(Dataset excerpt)
--------------------------------------------------

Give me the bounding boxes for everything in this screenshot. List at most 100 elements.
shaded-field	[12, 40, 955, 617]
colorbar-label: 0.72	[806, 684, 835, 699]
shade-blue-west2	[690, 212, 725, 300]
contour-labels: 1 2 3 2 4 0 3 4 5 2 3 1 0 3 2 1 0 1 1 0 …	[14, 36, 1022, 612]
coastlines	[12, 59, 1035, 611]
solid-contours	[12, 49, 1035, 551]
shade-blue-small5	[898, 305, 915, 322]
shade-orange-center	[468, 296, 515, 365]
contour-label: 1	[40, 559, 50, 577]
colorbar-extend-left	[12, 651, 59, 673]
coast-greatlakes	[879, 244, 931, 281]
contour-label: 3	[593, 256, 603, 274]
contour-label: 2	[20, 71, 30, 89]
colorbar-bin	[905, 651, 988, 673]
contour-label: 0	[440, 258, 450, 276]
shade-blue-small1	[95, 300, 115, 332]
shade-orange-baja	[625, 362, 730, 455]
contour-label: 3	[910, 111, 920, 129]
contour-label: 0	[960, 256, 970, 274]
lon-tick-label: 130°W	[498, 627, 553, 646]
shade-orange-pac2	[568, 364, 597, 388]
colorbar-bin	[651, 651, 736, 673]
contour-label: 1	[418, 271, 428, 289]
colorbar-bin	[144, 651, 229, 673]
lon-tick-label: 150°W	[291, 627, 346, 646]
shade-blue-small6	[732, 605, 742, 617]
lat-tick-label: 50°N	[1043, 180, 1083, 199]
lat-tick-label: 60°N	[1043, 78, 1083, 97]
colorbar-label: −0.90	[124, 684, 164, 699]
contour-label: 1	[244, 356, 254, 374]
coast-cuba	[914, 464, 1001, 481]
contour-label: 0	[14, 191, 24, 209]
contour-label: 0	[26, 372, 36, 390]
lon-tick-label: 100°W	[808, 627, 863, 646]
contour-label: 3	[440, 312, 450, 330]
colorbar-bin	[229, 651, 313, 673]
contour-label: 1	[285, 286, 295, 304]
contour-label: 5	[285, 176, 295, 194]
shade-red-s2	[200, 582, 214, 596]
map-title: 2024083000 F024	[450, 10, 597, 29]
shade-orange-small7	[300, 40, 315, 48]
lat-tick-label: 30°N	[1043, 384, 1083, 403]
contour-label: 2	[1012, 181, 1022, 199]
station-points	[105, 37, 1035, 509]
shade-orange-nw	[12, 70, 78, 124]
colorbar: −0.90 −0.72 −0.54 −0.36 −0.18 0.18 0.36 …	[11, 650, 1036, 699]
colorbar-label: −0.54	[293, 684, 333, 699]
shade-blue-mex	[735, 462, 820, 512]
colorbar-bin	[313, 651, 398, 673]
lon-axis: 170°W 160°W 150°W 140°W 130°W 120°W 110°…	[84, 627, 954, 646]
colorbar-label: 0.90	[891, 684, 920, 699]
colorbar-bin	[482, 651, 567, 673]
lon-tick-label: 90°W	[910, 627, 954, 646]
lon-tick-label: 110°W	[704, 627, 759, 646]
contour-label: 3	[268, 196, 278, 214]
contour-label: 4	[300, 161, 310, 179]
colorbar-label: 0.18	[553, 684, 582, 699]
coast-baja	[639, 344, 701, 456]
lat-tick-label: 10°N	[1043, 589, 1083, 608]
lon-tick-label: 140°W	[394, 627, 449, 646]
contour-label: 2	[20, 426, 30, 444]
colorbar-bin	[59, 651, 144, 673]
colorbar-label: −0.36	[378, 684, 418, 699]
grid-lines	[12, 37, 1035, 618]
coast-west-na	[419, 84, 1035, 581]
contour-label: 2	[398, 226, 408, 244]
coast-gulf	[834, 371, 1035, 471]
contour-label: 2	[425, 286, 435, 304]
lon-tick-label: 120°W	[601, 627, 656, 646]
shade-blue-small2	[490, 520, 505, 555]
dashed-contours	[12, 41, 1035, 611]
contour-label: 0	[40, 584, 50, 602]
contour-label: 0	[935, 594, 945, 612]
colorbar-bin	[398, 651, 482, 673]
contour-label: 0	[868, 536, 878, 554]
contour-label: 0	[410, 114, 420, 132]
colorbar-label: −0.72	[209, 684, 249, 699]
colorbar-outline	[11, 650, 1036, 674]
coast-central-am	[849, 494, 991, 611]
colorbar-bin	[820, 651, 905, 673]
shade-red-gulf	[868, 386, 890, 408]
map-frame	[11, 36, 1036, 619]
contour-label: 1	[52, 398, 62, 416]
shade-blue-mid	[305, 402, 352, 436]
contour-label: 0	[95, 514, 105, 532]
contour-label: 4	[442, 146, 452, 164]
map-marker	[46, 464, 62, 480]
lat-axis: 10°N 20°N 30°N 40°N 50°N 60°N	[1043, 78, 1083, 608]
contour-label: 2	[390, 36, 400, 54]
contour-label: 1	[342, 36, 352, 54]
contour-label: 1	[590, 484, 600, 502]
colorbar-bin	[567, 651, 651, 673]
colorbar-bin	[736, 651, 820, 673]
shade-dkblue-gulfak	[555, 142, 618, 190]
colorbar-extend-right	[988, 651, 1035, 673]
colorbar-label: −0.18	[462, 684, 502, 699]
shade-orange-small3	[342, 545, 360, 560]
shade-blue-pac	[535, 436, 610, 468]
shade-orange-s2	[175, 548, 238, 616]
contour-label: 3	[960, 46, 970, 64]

--------------------------------------------------

◆ REQUEST ◆
Set out every line of the excerpt above as a numbered list, omitting any blank lines.

◆ FINAL ANSWER ◆
1. Give me the bounding boxes for everything in this screenshot. List at most 100 elements.
2. shaded-field	[12, 40, 955, 617]
3. colorbar-label: 0.72	[806, 684, 835, 699]
4. shade-blue-west2	[690, 212, 725, 300]
5. contour-labels: 1 2 3 2 4 0 3 4 5 2 3 1 0 3 2 1 0 1 1 0 …	[14, 36, 1022, 612]
6. coastlines	[12, 59, 1035, 611]
7. solid-contours	[12, 49, 1035, 551]
8. shade-blue-small5	[898, 305, 915, 322]
9. shade-orange-center	[468, 296, 515, 365]
10. contour-label: 1	[40, 559, 50, 577]
11. colorbar-extend-left	[12, 651, 59, 673]
12. coast-greatlakes	[879, 244, 931, 281]
13. contour-label: 3	[593, 256, 603, 274]
14. contour-label: 2	[20, 71, 30, 89]
15. colorbar-bin	[905, 651, 988, 673]
16. contour-label: 0	[440, 258, 450, 276]
17. shade-blue-small1	[95, 300, 115, 332]
18. shade-orange-baja	[625, 362, 730, 455]
19. contour-label: 3	[910, 111, 920, 129]
20. contour-label: 0	[960, 256, 970, 274]
21. lon-tick-label: 130°W	[498, 627, 553, 646]
22. shade-orange-pac2	[568, 364, 597, 388]
23. colorbar-bin	[651, 651, 736, 673]
24. contour-label: 1	[418, 271, 428, 289]
25. colorbar-bin	[144, 651, 229, 673]
26. lon-tick-label: 150°W	[291, 627, 346, 646]
27. shade-blue-small6	[732, 605, 742, 617]
28. lat-tick-label: 50°N	[1043, 180, 1083, 199]
29. lat-tick-label: 60°N	[1043, 78, 1083, 97]
30. colorbar-label: −0.90	[124, 684, 164, 699]
31. contour-label: 1	[244, 356, 254, 374]
32. coast-cuba	[914, 464, 1001, 481]
33. contour-label: 0	[14, 191, 24, 209]
34. contour-label: 0	[26, 372, 36, 390]
35. lon-tick-label: 100°W	[808, 627, 863, 646]
36. contour-label: 3	[440, 312, 450, 330]
37. colorbar-bin	[229, 651, 313, 673]
38. contour-label: 1	[285, 286, 295, 304]
39. contour-label: 5	[285, 176, 295, 194]
40. shade-red-s2	[200, 582, 214, 596]
41. map-title: 2024083000 F024	[450, 10, 597, 29]
42. shade-orange-small7	[300, 40, 315, 48]
43. lat-tick-label: 30°N	[1043, 384, 1083, 403]
44. contour-label: 2	[1012, 181, 1022, 199]
45. station-points	[105, 37, 1035, 509]
46. shade-orange-nw	[12, 70, 78, 124]
47. colorbar: −0.90 −0.72 −0.54 −0.36 −0.18 0.18 0.36 …	[11, 650, 1036, 699]
48. colorbar-label: −0.54	[293, 684, 333, 699]
49. shade-blue-mex	[735, 462, 820, 512]
50. colorbar-bin	[313, 651, 398, 673]
51. lon-axis: 170°W 160°W 150°W 140°W 130°W 120°W 110°…	[84, 627, 954, 646]
52. colorbar-label: 0.90	[891, 684, 920, 699]
53. colorbar-bin	[482, 651, 567, 673]
54. lon-tick-label: 90°W	[910, 627, 954, 646]
55. lon-tick-label: 110°W	[704, 627, 759, 646]
56. contour-label: 3	[268, 196, 278, 214]
57. contour-label: 4	[300, 161, 310, 179]
58. colorbar-label: 0.18	[553, 684, 582, 699]
59. coast-baja	[639, 344, 701, 456]
60. lat-tick-label: 10°N	[1043, 589, 1083, 608]
61. lon-tick-label: 140°W	[394, 627, 449, 646]
62. contour-label: 2	[20, 426, 30, 444]
63. colorbar-bin	[59, 651, 144, 673]
64. colorbar-label: −0.36	[378, 684, 418, 699]
65. grid-lines	[12, 37, 1035, 618]
66. coast-west-na	[419, 84, 1035, 581]
67. contour-label: 2	[398, 226, 408, 244]
68. coast-gulf	[834, 371, 1035, 471]
69. contour-label: 2	[425, 286, 435, 304]
70. lon-tick-label: 120°W	[601, 627, 656, 646]
71. shade-blue-small2	[490, 520, 505, 555]
72. dashed-contours	[12, 41, 1035, 611]
73. contour-label: 0	[40, 584, 50, 602]
74. contour-label: 0	[935, 594, 945, 612]
75. colorbar-bin	[398, 651, 482, 673]
76. contour-label: 0	[868, 536, 878, 554]
77. contour-label: 0	[410, 114, 420, 132]
78. colorbar-label: −0.72	[209, 684, 249, 699]
79. colorbar-outline	[11, 650, 1036, 674]
80. coast-central-am	[849, 494, 991, 611]
81. colorbar-bin	[820, 651, 905, 673]
82. shade-red-gulf	[868, 386, 890, 408]
83. map-frame	[11, 36, 1036, 619]
84. contour-label: 1	[52, 398, 62, 416]
85. shade-blue-mid	[305, 402, 352, 436]
86. contour-label: 0	[95, 514, 105, 532]
87. contour-label: 4	[442, 146, 452, 164]
88. map-marker	[46, 464, 62, 480]
89. lat-axis: 10°N 20°N 30°N 40°N 50°N 60°N	[1043, 78, 1083, 608]
90. contour-label: 2	[390, 36, 400, 54]
91. contour-label: 1	[342, 36, 352, 54]
92. contour-label: 1	[590, 484, 600, 502]
93. colorbar-bin	[567, 651, 651, 673]
94. colorbar-bin	[736, 651, 820, 673]
95. shade-dkblue-gulfak	[555, 142, 618, 190]
96. colorbar-extend-right	[988, 651, 1035, 673]
97. colorbar-label: −0.18	[462, 684, 502, 699]
98. shade-orange-small3	[342, 545, 360, 560]
99. shade-blue-pac	[535, 436, 610, 468]
100. shade-orange-s2	[175, 548, 238, 616]
101. contour-label: 3	[960, 46, 970, 64]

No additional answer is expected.